• _Data for this task_
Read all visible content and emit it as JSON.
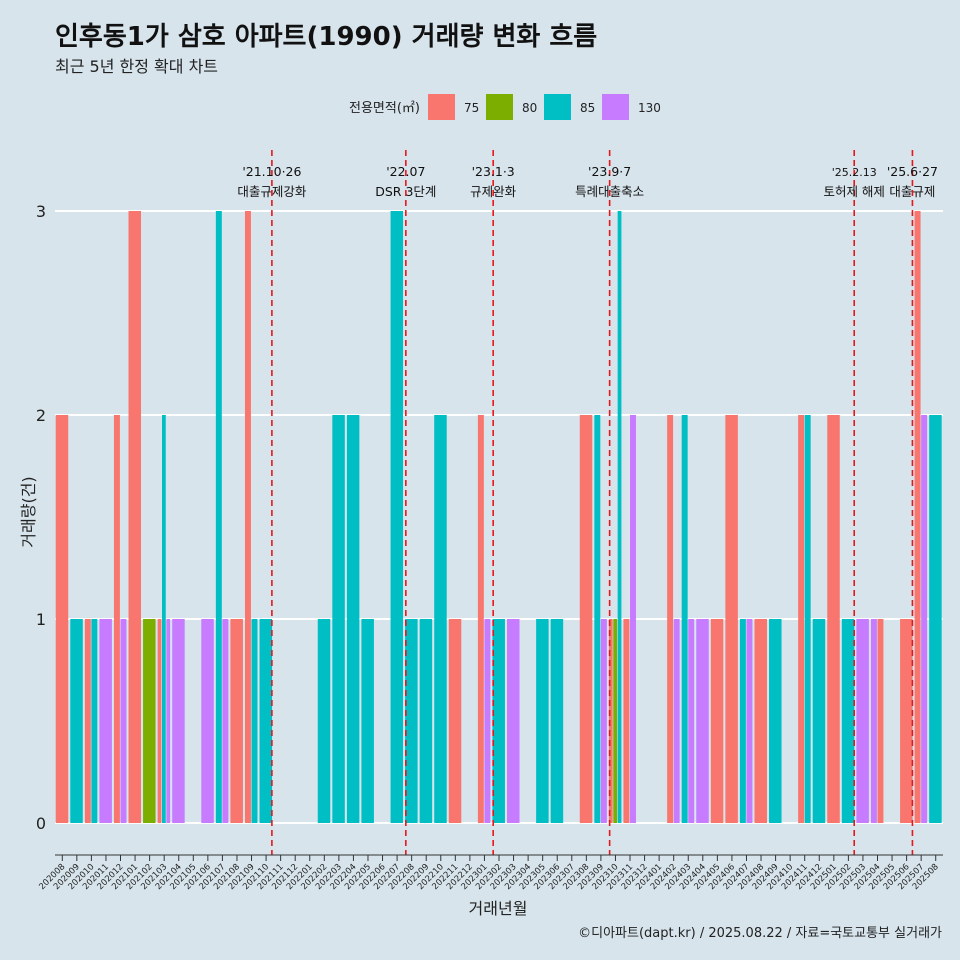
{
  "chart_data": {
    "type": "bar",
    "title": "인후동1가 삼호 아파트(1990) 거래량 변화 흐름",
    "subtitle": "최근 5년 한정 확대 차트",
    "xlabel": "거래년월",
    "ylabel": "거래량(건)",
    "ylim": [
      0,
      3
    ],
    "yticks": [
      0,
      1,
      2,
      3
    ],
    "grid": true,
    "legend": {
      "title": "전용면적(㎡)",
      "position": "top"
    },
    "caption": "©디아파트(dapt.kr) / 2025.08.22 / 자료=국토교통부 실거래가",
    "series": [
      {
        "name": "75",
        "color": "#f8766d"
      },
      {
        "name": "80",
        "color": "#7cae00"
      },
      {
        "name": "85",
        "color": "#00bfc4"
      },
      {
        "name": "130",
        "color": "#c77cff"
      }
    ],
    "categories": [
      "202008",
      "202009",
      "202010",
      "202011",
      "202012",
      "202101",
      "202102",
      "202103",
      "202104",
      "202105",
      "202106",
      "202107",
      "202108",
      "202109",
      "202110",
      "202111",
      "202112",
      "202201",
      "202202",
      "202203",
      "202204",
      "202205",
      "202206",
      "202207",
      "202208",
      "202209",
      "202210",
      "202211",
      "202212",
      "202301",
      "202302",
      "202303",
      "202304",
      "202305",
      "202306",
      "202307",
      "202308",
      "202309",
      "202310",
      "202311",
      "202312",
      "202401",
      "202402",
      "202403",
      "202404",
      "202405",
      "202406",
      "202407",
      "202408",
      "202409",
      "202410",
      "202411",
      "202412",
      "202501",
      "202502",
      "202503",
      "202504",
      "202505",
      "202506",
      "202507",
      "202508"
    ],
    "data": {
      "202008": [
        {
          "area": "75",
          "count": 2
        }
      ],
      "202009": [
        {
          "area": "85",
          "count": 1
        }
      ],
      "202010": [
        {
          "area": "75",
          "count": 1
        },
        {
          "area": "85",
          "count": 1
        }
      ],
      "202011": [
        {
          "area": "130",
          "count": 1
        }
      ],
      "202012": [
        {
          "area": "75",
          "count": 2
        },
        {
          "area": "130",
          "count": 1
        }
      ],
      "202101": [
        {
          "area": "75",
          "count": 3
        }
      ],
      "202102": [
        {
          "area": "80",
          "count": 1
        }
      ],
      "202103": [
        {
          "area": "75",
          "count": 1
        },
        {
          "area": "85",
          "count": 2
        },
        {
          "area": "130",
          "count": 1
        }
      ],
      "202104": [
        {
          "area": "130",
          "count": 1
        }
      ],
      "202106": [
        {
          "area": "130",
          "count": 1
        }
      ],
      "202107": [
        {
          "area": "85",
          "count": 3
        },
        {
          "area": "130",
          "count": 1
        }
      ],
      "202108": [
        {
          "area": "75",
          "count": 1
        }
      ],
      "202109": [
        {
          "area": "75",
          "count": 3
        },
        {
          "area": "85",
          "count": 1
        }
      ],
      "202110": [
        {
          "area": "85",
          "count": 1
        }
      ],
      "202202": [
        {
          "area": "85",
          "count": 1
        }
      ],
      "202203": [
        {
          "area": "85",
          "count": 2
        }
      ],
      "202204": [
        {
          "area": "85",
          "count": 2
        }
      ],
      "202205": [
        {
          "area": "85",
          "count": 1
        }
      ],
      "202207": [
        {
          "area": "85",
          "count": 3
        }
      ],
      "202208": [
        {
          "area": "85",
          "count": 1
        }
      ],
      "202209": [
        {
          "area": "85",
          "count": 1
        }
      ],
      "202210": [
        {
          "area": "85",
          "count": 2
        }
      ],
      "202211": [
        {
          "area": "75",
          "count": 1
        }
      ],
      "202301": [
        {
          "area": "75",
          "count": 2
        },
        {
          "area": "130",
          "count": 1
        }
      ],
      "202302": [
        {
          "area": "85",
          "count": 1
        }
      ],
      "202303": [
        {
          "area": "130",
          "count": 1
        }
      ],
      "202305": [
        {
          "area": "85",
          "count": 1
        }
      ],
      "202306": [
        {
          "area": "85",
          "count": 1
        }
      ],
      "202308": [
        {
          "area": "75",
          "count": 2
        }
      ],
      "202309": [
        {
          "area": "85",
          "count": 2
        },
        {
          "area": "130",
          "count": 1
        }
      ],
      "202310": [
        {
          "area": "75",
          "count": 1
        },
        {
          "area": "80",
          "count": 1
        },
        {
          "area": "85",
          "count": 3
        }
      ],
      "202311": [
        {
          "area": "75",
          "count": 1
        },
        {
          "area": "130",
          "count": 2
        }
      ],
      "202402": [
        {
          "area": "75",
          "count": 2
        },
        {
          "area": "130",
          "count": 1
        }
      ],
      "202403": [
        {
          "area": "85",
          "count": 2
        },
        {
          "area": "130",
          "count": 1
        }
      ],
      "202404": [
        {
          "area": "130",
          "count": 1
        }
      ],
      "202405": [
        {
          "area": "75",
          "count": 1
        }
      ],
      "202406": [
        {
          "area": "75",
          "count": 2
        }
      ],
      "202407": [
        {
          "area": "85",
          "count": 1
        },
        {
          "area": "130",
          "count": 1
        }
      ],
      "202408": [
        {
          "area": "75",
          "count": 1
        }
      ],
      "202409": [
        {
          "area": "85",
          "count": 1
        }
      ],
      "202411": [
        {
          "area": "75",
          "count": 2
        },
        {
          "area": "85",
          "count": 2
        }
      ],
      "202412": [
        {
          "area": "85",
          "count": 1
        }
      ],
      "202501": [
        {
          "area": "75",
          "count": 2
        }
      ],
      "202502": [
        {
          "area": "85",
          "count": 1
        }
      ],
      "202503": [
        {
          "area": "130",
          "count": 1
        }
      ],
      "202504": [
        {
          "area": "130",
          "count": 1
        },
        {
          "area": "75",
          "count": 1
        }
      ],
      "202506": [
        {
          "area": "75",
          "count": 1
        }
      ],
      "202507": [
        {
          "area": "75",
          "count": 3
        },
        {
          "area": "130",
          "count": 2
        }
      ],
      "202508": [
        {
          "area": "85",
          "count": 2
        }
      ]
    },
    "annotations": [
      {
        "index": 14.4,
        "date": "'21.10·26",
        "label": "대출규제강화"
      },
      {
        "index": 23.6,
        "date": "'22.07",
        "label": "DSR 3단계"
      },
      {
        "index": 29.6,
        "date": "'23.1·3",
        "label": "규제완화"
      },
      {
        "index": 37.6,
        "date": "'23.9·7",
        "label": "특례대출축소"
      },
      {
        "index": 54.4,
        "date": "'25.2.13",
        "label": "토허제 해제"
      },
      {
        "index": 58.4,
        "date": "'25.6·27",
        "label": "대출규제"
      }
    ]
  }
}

• _What is needed_
In the listing, find every line containing the word "index" and list it.

• _Solution to this exercise_
        "index": 14.4,
        "index": 23.6,
        "index": 29.6,
        "index": 37.6,
        "index": 54.4,
        "index": 58.4,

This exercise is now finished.